Stored records:
'''

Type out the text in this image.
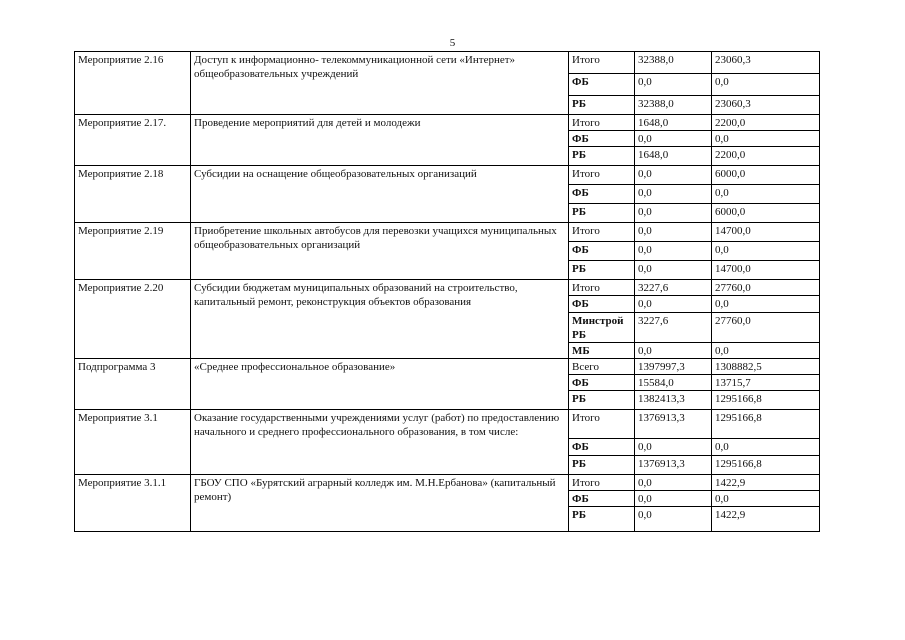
5
Мероприятие 2.16	Доступ к информационно- телекоммуникационной сети «Интернет» общеобразовательных учреждений	Итого	32388,0	23060,3
		ФБ	0,0	0,0
		РБ	32388,0	23060,3
Мероприятие 2.17.	Проведение мероприятий для детей и молодежи	Итого	1648,0	2200,0
		ФБ	0,0	0,0
		РБ	1648,0	2200,0
Мероприятие 2.18	Субсидии на оснащение общеобразовательных организаций	Итого	0,0	6000,0
		ФБ	0,0	0,0
		РБ	0,0	6000,0
Мероприятие 2.19	Приобретение школьных автобусов для перевозки учащихся муниципальных общеобразовательных организаций	Итого	0,0	14700,0
		ФБ	0,0	0,0
		РБ	0,0	14700,0
Мероприятие 2.20	Субсидии бюджетам муниципальных образований на строительство, капитальный ремонт, реконструкция объектов образования	Итого	3227,6	27760,0
		ФБ	0,0	0,0
		Минстрой РБ	3227,6	27760,0
		МБ	0,0	0,0
Подпрограмма 3	«Среднее профессиональное образование»	Всего	1397997,3	1308882,5
		ФБ	15584,0	13715,7
		РБ	1382413,3	1295166,8
Мероприятие 3.1	Оказание государственными учреждениями услуг (работ) по предоставлению начального и среднего профессионального образования, в том числе:	Итого	1376913,3	1295166,8
		ФБ	0,0	0,0
		РБ	1376913,3	1295166,8
Мероприятие 3.1.1	ГБОУ СПО «Бурятский аграрный колледж им. М.Н.Ербанова» (капитальный ремонт)	Итого	0,0	1422,9
		ФБ	0,0	0,0
		РБ	0,0	1422,9
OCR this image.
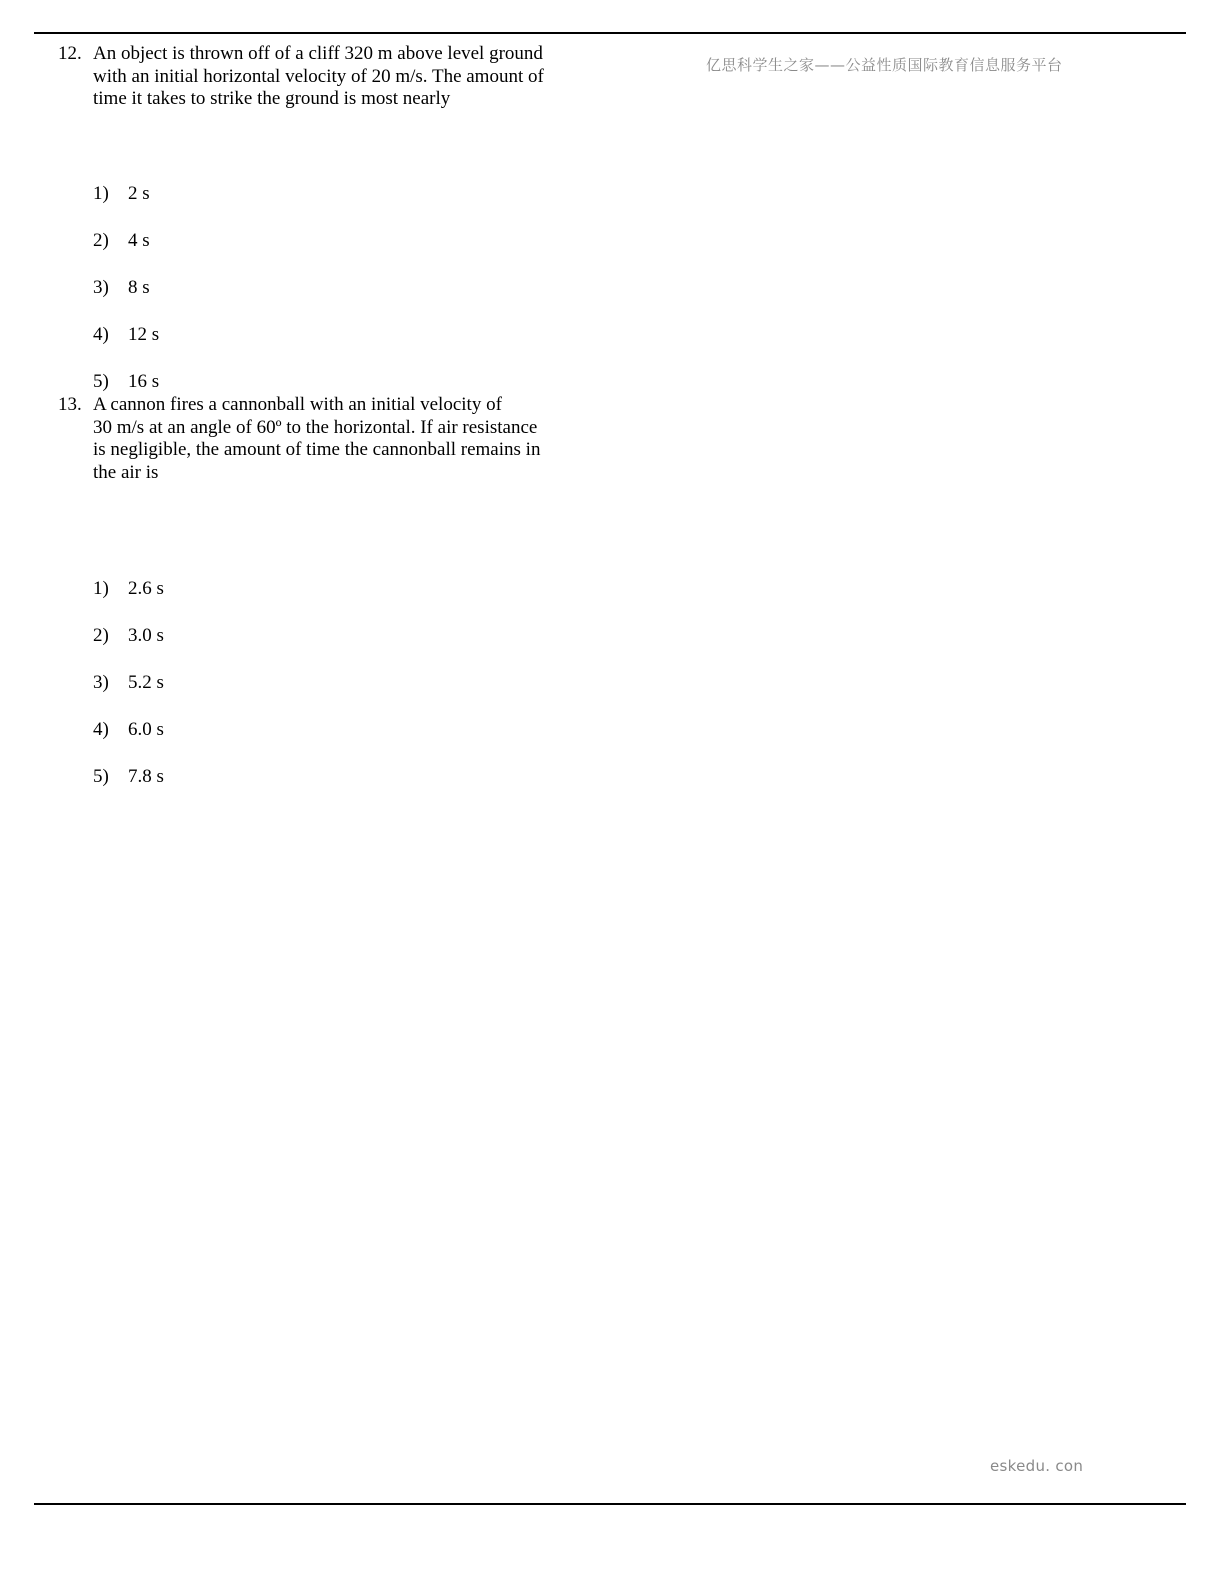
亿思科学生之家——公益性质国际教育信息服务平台
12. An object is thrown off of a cliff 320 m above level ground
with an initial horizontal velocity of 20 m/s. The amount of
time it takes to strike the ground is most nearly
1) 2 s
2) 4 s
3) 8 s
4) 12 s
5) 16 s
13. A cannon fires a cannonball with an initial velocity of
30 m/s at an angle of 60º to the horizontal. If air resistance
is negligible, the amount of time the cannonball remains in
the air is
1) 2.6 s
2) 3.0 s
3) 5.2 s
4) 6.0 s
5) 7.8 s
eskedu. con
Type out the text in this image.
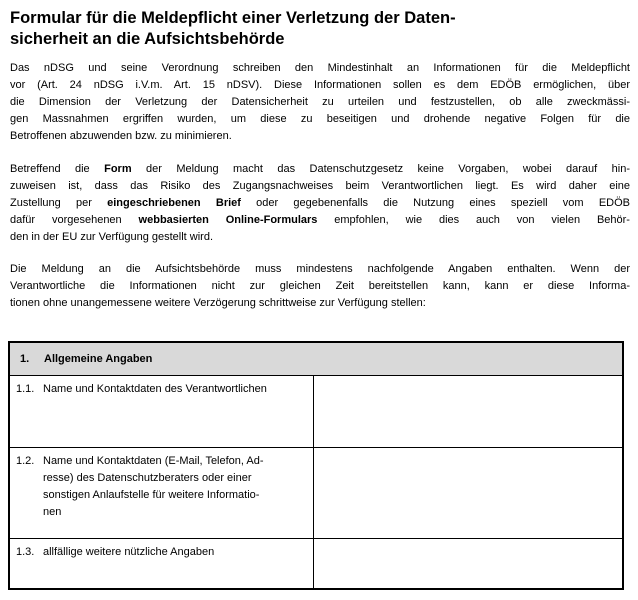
Formular für die Meldepflicht einer Verletzung der Daten-
sicherheit an die Aufsichtsbehörde

Das nDSG und seine Verordnung schreiben den Mindestinhalt an Informationen für die Meldepflicht
vor (Art. 24 nDSG i.V.m. Art. 15 nDSV). Diese Informationen sollen es dem EDÖB ermöglichen, über
die Dimension der Verletzung der Datensicherheit zu urteilen und festzustellen, ob alle zweckmässi-
gen Massnahmen ergriffen wurden, um diese zu beseitigen und drohende negative Folgen für die
Betroffenen abzuwenden bzw. zu minimieren.

Betreffend die Form der Meldung macht das Datenschutzgesetz keine Vorgaben, wobei darauf hin-
zuweisen ist, dass das Risiko des Zugangsnachweises beim Verantwortlichen liegt. Es wird daher eine
Zustellung per eingeschriebenen Brief oder gegebenenfalls die Nutzung eines speziell vom EDÖB
dafür vorgesehenen webbasierten Online-Formulars empfohlen, wie dies auch von vielen Behör-
den in der EU zur Verfügung gestellt wird.

Die Meldung an die Aufsichtsbehörde muss mindestens nachfolgende Angaben enthalten. Wenn der
Verantwortliche die Informationen nicht zur gleichen Zeit bereitstellen kann, kann er diese Informa-
tionen ohne unangemessene weitere Verzögerung schrittweise zur Verfügung stellen:

1. Allgemeine Angaben	

1.1. Name und Kontaktdaten des Verantwortlichen	

1.2. Name und Kontaktdaten (E-Mail, Telefon, Ad-
resse) des Datenschutzberaters oder einer
sonstigen Anlaufstelle für weitere Informatio-
nen	

1.3. allfällige weitere nützliche Angaben	
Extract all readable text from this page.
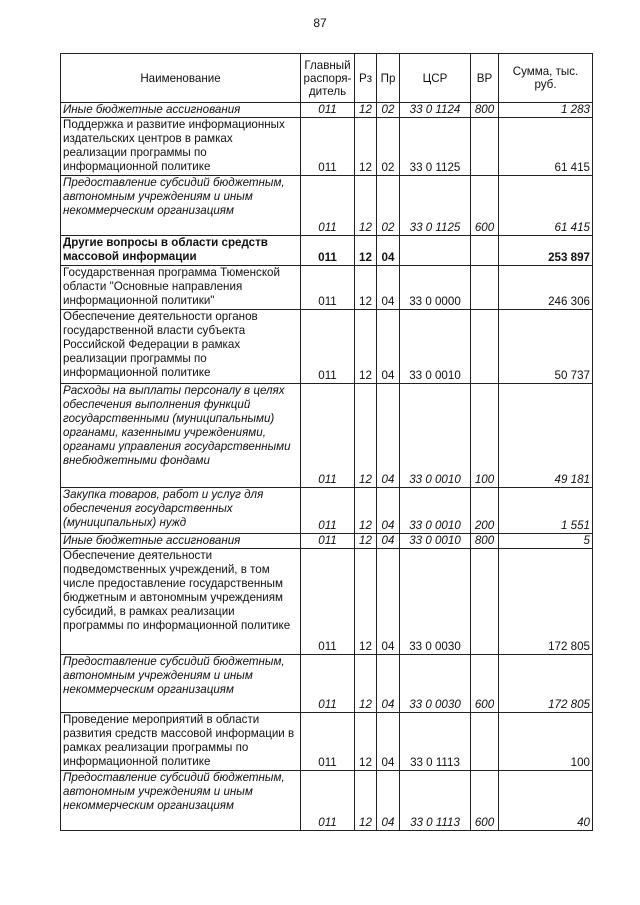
87
Наименование	Главный распоря-дитель	Рз	Пр	ЦСР	ВР	Сумма, тыс. руб.
Иные бюджетные ассигнования	011	12	02	33 0 1124	800	1 283
Поддержка и развитие информационных издательских центров в рамках реализации программы по информационной политике	011	12	02	33 0 1125		61 415
Предоставление субсидий бюджетным, автономным учреждениям и иным некоммерческим организациям	011	12	02	33 0 1125	600	61 415
Другие вопросы в области средств массовой информации	011	12	04			253 897
Государственная программа Тюменской области "Основные направления информационной политики"	011	12	04	33 0 0000		246 306
Обеспечение деятельности органов государственной власти субъекта Российской Федерации в рамках реализации программы по информационной политике	011	12	04	33 0 0010		50 737
Расходы на выплаты персоналу в целях обеспечения выполнения функций государственными (муниципальными) органами, казенными учреждениями, органами управления государственными внебюджетными фондами	011	12	04	33 0 0010	100	49 181
Закупка товаров, работ и услуг для обеспечения государственных (муниципальных) нужд	011	12	04	33 0 0010	200	1 551
Иные бюджетные ассигнования	011	12	04	33 0 0010	800	5
Обеспечение деятельности подведомственных учреждений, в том числе предоставление государственным бюджетным и автономным учреждениям субсидий, в рамках реализации программы по информационной политике	011	12	04	33 0 0030		172 805
Предоставление субсидий бюджетным, автономным учреждениям и иным некоммерческим организациям	011	12	04	33 0 0030	600	172 805
Проведение мероприятий в области развития средств массовой информации в рамках реализации программы по информационной политике	011	12	04	33 0 1113		100
Предоставление субсидий бюджетным, автономным учреждениям и иным некоммерческим организациям	011	12	04	33 0 1113	600	40
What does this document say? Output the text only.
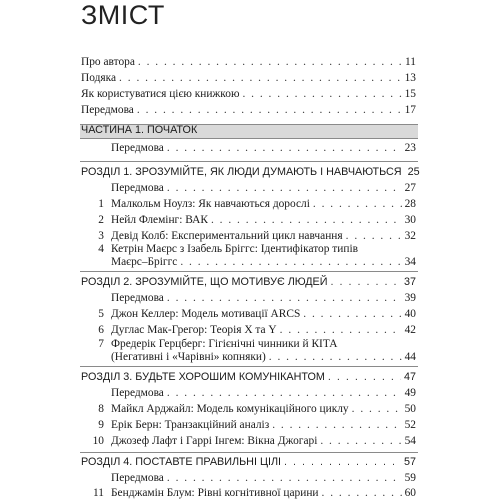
ЗМІСТ
Про автора . . .	11
Подяка . . .	13
Як користуватися цією книжкою . . .	15
Передмова . . .	17
ЧАСТИНА 1. ПОЧАТОК
Передмова . . .	23
РОЗДІЛ 1. ЗРОЗУМІЙТЕ, ЯК ЛЮДИ ДУМАЮТЬ І НАВЧАЮТЬСЯ 25
Передмова . . .	27
1 Малкольм Ноулз: Як навчаються дорослі . . .	28
2 Нейл Флемінг: ВАК . . .	30
3 Девід Колб: Експериментальний цикл навчання . . .	32
4 Кетрін Маєрс з Ізабель Бріггс: Ідентифікатор типів
Маєрс–Бріггс . . .	34
РОЗДІЛ 2. ЗРОЗУМІЙТЕ, ЩО МОТИВУЄ ЛЮДЕЙ . . .	37
Передмова . . .	39
5 Джон Келлер: Модель мотивації ARCS . . .	40
6 Дуглас Мак-Грегор: Теорія X та Y . . .	42
7 Фредерік Герцберг: Гігієнічні чинники й КІТА
(Негативні і «Чарівні» копняки) . . .	44
РОЗДІЛ 3. БУДЬТЕ ХОРОШИМ КОМУНІКАНТОМ . . .	47
Передмова . . .	49
8 Майкл Арджайл: Модель комунікаційного циклу . . .	50
9 Ерік Берн: Транзакційний аналіз . . .	52
10 Джозеф Лафт і Гаррі Інгем: Вікна Джогарі . . .	54
РОЗДІЛ 4. ПОСТАВТЕ ПРАВИЛЬНІ ЦІЛІ . . .	57
Передмова . . .	59
11 Бенджамін Блум: Рівні когнітивної царини . . .	60
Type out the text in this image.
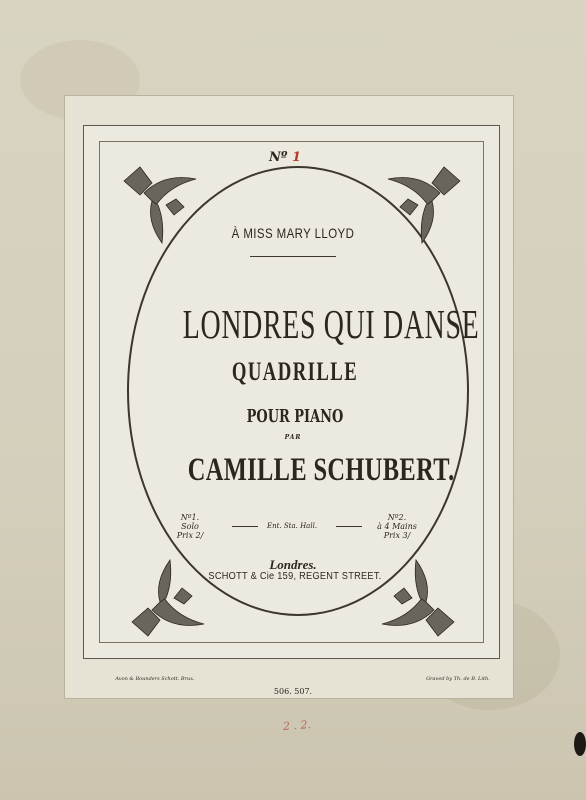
Nº 1
À MISS MARY LLOYD
LONDRES QUI DANSE
QUADRILLE
POUR PIANO
PAR
CAMILLE SCHUBERT.
Nº1.
Solo
Prix 2/
Ent. Sta. Hall.
Nº2.
à 4 Mains
Prix 3/
Londres.
SCHOTT & Cie 159, REGENT STREET.
Avon & Bounders Schott. Brux.
506. 507.
Graved by Th. de B. Lith.
2 . 2.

'''

WRITTEN EXERCISE — Restate every record exactly, please; do not copy the pictures.

FINISHED ANSWER —
Type out the text in this image.
5
Мероприятие 2.16	Доступ к информационно- телекоммуникационной сети «Интернет» общеобразовательных учреждений	Итого	32388,0	23060,3
		ФБ	0,0	0,0
		РБ	32388,0	23060,3
Мероприятие 2.17.	Проведение мероприятий для детей и молодежи	Итого	1648,0	2200,0
		ФБ	0,0	0,0
		РБ	1648,0	2200,0
Мероприятие 2.18	Субсидии на оснащение общеобразовательных организаций	Итого	0,0	6000,0
		ФБ	0,0	0,0
		РБ	0,0	6000,0
Мероприятие 2.19	Приобретение школьных автобусов для перевозки учащихся муниципальных общеобразовательных организаций	Итого	0,0	14700,0
		ФБ	0,0	0,0
		РБ	0,0	14700,0
Мероприятие 2.20	Субсидии бюджетам муниципальных образований на строительство, капитальный ремонт, реконструкция объектов образования	Итого	3227,6	27760,0
		ФБ	0,0	0,0
		Минстрой РБ	3227,6	27760,0
		МБ	0,0	0,0
Подпрограмма 3	«Среднее профессиональное образование»	Всего	1397997,3	1308882,5
		ФБ	15584,0	13715,7
		РБ	1382413,3	1295166,8
Мероприятие 3.1	Оказание государственными учреждениями услуг (работ) по предоставлению начального и среднего профессионального образования, в том числе:	Итого	1376913,3	1295166,8
		ФБ	0,0	0,0
		РБ	1376913,3	1295166,8
Мероприятие 3.1.1	ГБОУ СПО «Бурятский аграрный колледж им. М.Н.Ербанова» (капитальный ремонт)	Итого	0,0	1422,9
		ФБ	0,0	0,0
		РБ	0,0	1422,9
OCR this image.
亿思科学生之家——公益性质国际教育信息服务平台
12. An object is thrown off of a cliff 320 m above level ground
with an initial horizontal velocity of 20 m/s. The amount of
time it takes to strike the ground is most nearly
1) 2 s
2) 4 s
3) 8 s
4) 12 s
5) 16 s
13. A cannon fires a cannonball with an initial velocity of
30 m/s at an angle of 60º to the horizontal. If air resistance
is negligible, the amount of time the cannonball remains in
the air is
1) 2.6 s
2) 3.0 s
3) 5.2 s
4) 6.0 s
5) 7.8 s
eskedu. con
Type out the text in this image.
Formular für die Meldepflicht einer Verletzung der Daten-
sicherheit an die Aufsichtsbehörde

Das nDSG und seine Verordnung schreiben den Mindestinhalt an Informationen für die Meldepflicht
vor (Art. 24 nDSG i.V.m. Art. 15 nDSV). Diese Informationen sollen es dem EDÖB ermöglichen, über
die Dimension der Verletzung der Datensicherheit zu urteilen und festzustellen, ob alle zweckmässi-
gen Massnahmen ergriffen wurden, um diese zu beseitigen und drohende negative Folgen für die
Betroffenen abzuwenden bzw. zu minimieren.

Betreffend die Form der Meldung macht das Datenschutzgesetz keine Vorgaben, wobei darauf hin-
zuweisen ist, dass das Risiko des Zugangsnachweises beim Verantwortlichen liegt. Es wird daher eine
Zustellung per eingeschriebenen Brief oder gegebenenfalls die Nutzung eines speziell vom EDÖB
dafür vorgesehenen webbasierten Online-Formulars empfohlen, wie dies auch von vielen Behör-
den in der EU zur Verfügung gestellt wird.

Die Meldung an die Aufsichtsbehörde muss mindestens nachfolgende Angaben enthalten. Wenn der
Verantwortliche die Informationen nicht zur gleichen Zeit bereitstellen kann, kann er diese Informa-
tionen ohne unangemessene weitere Verzögerung schrittweise zur Verfügung stellen:

1. Allgemeine Angaben	

1.1. Name und Kontaktdaten des Verantwortlichen	

1.2. Name und Kontaktdaten (E-Mail, Telefon, Ad-
resse) des Datenschutzberaters oder einer
sonstigen Anlaufstelle für weitere Informatio-
nen	

1.3. allfällige weitere nützliche Angaben	
Extract all readable text from this page.
87
Наименование	Главный распоря-дитель	Рз	Пр	ЦСР	ВР	Сумма, тыс. руб.
Иные бюджетные ассигнования	011	12	02	33 0 1124	800	1 283
Поддержка и развитие информационных издательских центров в рамках реализации программы по информационной политике	011	12	02	33 0 1125		61 415
Предоставление субсидий бюджетным, автономным учреждениям и иным некоммерческим организациям	011	12	02	33 0 1125	600	61 415
Другие вопросы в области средств массовой информации	011	12	04			253 897
Государственная программа Тюменской области "Основные направления информационной политики"	011	12	04	33 0 0000		246 306
Обеспечение деятельности органов государственной власти субъекта Российской Федерации в рамках реализации программы по информационной политике	011	12	04	33 0 0010		50 737
Расходы на выплаты персоналу в целях обеспечения выполнения функций государственными (муниципальными) органами, казенными учреждениями, органами управления государственными внебюджетными фондами	011	12	04	33 0 0010	100	49 181
Закупка товаров, работ и услуг для обеспечения государственных (муниципальных) нужд	011	12	04	33 0 0010	200	1 551
Иные бюджетные ассигнования	011	12	04	33 0 0010	800	5
Обеспечение деятельности подведомственных учреждений, в том числе предоставление государственным бюджетным и автономным учреждениям субсидий, в рамках реализации программы по информационной политике	011	12	04	33 0 0030		172 805
Предоставление субсидий бюджетным, автономным учреждениям и иным некоммерческим организациям	011	12	04	33 0 0030	600	172 805
Проведение мероприятий в области развития средств массовой информации в рамках реализации программы по информационной политике	011	12	04	33 0 1113		100
Предоставление субсидий бюджетным, автономным учреждениям и иным некоммерческим организациям	011	12	04	33 0 1113	600	40
What does this document say? Output the text only.
ЗМІСТ
Про автора . . .	11
Подяка . . .	13
Як користуватися цією книжкою . . .	15
Передмова . . .	17
ЧАСТИНА 1. ПОЧАТОК
Передмова . . .	23
РОЗДІЛ 1. ЗРОЗУМІЙТЕ, ЯК ЛЮДИ ДУМАЮТЬ І НАВЧАЮТЬСЯ 25
Передмова . . .	27
1 Малкольм Ноулз: Як навчаються дорослі . . .	28
2 Нейл Флемінг: ВАК . . .	30
3 Девід Колб: Експериментальний цикл навчання . . .	32
4 Кетрін Маєрс з Ізабель Бріггс: Ідентифікатор типів
Маєрс–Бріггс . . .	34
РОЗДІЛ 2. ЗРОЗУМІЙТЕ, ЩО МОТИВУЄ ЛЮДЕЙ . . .	37
Передмова . . .	39
5 Джон Келлер: Модель мотивації ARCS . . .	40
6 Дуглас Мак-Грегор: Теорія X та Y . . .	42
7 Фредерік Герцберг: Гігієнічні чинники й КІТА
(Негативні і «Чарівні» копняки) . . .	44
РОЗДІЛ 3. БУДЬТЕ ХОРОШИМ КОМУНІКАНТОМ . . .	47
Передмова . . .	49
8 Майкл Арджайл: Модель комунікаційного циклу . . .	50
9 Ерік Берн: Транзакційний аналіз . . .	52
10 Джозеф Лафт і Гаррі Інгем: Вікна Джогарі . . .	54
РОЗДІЛ 4. ПОСТАВТЕ ПРАВИЛЬНІ ЦІЛІ . . .	57
Передмова . . .	59
11 Бенджамін Блум: Рівні когнітивної царини . . .	60
Type out the text in this image.
Nº 1
À MISS MARY LLOYD
LONDRES QUI DANSE
QUADRILLE
POUR PIANO
PAR
CAMILLE SCHUBERT.
Nº1.
Solo
Prix 2/
Ent. Sta. Hall.
Nº2.
à 4 Mains
Prix 3/
Londres.
SCHOTT & Cie 159, REGENT STREET.
Avon & Bounders Schott. Brux.
506. 507.
Graved by Th. de B. Lith.
2 . 2.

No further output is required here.